Zu erledigen: Ändere in den Daten vom Anfang bis einschließlich der Zeile mit "701, 1141, 716]" jedes "series-label" zu "legend-entry". Gib diesen Abschnitt sonst unverändert wieder.

[Gespeicherte Einträge]
::::::::::

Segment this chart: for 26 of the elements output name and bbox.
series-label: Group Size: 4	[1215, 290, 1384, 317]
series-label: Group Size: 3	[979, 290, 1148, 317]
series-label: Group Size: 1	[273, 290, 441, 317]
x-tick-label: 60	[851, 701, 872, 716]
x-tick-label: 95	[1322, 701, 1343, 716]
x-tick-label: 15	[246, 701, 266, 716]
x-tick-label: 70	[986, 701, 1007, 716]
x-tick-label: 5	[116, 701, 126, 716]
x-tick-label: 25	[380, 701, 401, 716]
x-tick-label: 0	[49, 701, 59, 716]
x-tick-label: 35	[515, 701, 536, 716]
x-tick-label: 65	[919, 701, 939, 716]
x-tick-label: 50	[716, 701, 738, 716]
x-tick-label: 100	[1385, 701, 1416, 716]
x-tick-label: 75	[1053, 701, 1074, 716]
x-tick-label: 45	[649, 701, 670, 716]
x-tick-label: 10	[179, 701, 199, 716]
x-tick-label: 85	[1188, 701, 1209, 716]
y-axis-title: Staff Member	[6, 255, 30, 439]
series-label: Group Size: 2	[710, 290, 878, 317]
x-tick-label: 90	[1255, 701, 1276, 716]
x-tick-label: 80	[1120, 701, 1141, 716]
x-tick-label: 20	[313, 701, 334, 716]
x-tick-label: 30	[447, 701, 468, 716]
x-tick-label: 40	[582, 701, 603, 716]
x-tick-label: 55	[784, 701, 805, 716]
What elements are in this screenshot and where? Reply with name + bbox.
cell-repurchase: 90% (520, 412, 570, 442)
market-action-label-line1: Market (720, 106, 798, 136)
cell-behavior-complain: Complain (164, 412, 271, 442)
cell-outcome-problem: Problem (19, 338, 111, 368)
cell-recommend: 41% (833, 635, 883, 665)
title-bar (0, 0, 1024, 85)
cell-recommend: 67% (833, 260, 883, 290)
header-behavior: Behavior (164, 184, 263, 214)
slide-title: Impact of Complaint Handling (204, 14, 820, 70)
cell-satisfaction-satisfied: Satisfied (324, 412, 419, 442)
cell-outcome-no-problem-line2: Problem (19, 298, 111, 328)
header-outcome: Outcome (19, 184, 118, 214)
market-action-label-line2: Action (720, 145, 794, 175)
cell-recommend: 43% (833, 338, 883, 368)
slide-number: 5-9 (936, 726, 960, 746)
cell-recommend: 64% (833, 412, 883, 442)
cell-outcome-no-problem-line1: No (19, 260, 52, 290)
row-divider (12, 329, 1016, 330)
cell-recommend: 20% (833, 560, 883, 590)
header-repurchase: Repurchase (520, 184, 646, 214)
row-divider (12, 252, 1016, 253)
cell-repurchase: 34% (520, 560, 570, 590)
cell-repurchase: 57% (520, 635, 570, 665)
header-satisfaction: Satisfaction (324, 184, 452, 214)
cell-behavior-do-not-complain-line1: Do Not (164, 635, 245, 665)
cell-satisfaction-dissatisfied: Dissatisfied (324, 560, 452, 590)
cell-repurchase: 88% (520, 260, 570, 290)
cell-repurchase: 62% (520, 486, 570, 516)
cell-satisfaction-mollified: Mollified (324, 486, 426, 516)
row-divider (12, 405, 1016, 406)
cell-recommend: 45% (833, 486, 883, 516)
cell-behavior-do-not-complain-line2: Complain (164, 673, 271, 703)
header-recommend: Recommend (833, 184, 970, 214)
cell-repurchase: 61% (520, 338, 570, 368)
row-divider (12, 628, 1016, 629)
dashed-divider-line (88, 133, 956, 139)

::::::::::

Lösung:
Segment this chart: for 26 of the elements output name and bbox.
legend-entry: Group Size: 4	[1215, 290, 1384, 317]
legend-entry: Group Size: 3	[979, 290, 1148, 317]
legend-entry: Group Size: 1	[273, 290, 441, 317]
x-tick-label: 60	[851, 701, 872, 716]
x-tick-label: 95	[1322, 701, 1343, 716]
x-tick-label: 15	[246, 701, 266, 716]
x-tick-label: 70	[986, 701, 1007, 716]
x-tick-label: 5	[116, 701, 126, 716]
x-tick-label: 25	[380, 701, 401, 716]
x-tick-label: 0	[49, 701, 59, 716]
x-tick-label: 35	[515, 701, 536, 716]
x-tick-label: 65	[919, 701, 939, 716]
x-tick-label: 50	[716, 701, 738, 716]
x-tick-label: 100	[1385, 701, 1416, 716]
x-tick-label: 75	[1053, 701, 1074, 716]
x-tick-label: 45	[649, 701, 670, 716]
x-tick-label: 10	[179, 701, 199, 716]
x-tick-label: 85	[1188, 701, 1209, 716]
y-axis-title: Staff Member	[6, 255, 30, 439]
legend-entry: Group Size: 2	[710, 290, 878, 317]
x-tick-label: 90	[1255, 701, 1276, 716]
x-tick-label: 80	[1120, 701, 1141, 716]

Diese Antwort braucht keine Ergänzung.